GIVEN INSTRUCTION - Sort through the data and copy the lines holding the word "true".

Stored items from a collection:
■ ■ ■ ■ ■
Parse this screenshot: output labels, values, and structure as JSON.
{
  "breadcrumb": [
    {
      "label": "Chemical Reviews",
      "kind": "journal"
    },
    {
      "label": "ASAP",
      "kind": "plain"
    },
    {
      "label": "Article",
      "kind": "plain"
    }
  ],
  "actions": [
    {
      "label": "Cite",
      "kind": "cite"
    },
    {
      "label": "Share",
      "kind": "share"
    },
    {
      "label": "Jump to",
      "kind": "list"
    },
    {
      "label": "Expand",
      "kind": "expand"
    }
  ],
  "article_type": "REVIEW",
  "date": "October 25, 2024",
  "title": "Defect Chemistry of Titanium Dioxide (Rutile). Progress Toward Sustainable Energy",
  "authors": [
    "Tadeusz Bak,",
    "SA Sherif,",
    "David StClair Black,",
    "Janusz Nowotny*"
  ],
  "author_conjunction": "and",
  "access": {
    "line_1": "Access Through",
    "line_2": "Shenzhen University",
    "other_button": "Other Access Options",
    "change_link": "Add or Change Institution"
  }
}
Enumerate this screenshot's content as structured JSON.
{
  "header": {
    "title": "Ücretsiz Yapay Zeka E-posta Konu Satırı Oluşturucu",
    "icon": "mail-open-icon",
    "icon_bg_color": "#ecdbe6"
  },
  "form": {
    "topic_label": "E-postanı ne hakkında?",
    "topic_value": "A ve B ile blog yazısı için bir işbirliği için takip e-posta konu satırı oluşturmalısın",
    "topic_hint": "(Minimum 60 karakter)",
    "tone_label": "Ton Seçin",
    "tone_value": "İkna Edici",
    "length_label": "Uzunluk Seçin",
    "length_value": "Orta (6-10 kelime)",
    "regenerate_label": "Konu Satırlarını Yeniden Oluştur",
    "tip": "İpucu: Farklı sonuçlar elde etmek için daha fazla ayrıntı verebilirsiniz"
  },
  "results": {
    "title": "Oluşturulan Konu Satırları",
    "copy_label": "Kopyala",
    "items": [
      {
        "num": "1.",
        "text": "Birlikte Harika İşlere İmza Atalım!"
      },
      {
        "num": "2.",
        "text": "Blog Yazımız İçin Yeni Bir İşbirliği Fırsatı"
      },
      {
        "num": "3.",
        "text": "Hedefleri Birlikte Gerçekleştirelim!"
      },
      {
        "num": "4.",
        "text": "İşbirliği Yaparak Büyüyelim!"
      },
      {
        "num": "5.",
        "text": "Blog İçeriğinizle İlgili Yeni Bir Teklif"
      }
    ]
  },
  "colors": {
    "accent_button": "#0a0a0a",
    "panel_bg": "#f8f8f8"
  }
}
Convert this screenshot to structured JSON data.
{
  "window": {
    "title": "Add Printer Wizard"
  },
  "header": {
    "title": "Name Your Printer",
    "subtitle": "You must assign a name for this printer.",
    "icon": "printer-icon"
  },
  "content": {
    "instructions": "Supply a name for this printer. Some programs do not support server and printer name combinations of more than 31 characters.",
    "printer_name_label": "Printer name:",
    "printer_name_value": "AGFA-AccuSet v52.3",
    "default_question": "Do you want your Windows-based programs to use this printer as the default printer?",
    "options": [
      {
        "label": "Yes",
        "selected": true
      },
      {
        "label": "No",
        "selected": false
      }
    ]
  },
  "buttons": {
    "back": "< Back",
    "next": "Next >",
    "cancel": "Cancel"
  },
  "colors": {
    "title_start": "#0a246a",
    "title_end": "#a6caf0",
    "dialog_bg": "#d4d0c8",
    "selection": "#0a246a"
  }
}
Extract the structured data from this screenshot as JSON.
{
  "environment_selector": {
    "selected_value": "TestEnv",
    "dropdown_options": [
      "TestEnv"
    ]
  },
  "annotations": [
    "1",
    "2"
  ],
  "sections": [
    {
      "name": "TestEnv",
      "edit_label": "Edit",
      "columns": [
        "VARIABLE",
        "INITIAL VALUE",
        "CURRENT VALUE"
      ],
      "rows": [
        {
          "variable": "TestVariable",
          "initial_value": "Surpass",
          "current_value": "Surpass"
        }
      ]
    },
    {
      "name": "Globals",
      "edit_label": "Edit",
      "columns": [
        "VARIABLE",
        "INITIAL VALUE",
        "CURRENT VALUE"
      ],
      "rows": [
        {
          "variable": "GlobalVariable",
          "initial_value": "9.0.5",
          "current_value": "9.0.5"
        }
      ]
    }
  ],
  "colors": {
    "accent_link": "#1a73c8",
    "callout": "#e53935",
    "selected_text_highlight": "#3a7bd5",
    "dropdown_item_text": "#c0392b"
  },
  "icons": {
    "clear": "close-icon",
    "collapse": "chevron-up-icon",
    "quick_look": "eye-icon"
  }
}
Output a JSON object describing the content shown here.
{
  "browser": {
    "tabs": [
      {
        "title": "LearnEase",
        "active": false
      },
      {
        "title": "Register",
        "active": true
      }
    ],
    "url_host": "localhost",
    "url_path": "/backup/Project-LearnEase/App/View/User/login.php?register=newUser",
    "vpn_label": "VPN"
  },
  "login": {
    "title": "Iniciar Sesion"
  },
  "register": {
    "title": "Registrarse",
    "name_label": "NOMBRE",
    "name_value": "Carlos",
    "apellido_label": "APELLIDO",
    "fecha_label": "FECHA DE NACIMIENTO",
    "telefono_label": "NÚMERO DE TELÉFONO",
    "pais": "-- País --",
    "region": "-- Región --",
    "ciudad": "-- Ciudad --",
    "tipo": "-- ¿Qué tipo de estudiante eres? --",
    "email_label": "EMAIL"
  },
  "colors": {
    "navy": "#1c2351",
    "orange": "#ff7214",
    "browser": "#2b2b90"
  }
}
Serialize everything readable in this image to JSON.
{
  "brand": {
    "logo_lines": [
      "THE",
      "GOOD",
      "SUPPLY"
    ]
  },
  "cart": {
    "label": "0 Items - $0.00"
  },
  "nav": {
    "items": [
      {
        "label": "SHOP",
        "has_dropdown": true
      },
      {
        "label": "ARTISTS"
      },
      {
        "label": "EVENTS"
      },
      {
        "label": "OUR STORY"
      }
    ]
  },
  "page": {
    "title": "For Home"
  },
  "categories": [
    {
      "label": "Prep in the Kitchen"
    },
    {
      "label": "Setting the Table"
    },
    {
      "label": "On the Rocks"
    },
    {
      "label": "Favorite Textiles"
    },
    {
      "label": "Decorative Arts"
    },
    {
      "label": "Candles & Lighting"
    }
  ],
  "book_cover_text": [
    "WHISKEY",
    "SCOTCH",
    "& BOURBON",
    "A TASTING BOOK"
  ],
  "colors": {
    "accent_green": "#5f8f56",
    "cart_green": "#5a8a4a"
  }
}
■ ■ ■ ■ ■
THE SOLUTION -
        "selected": true
        "active": true
        "has_dropdown": true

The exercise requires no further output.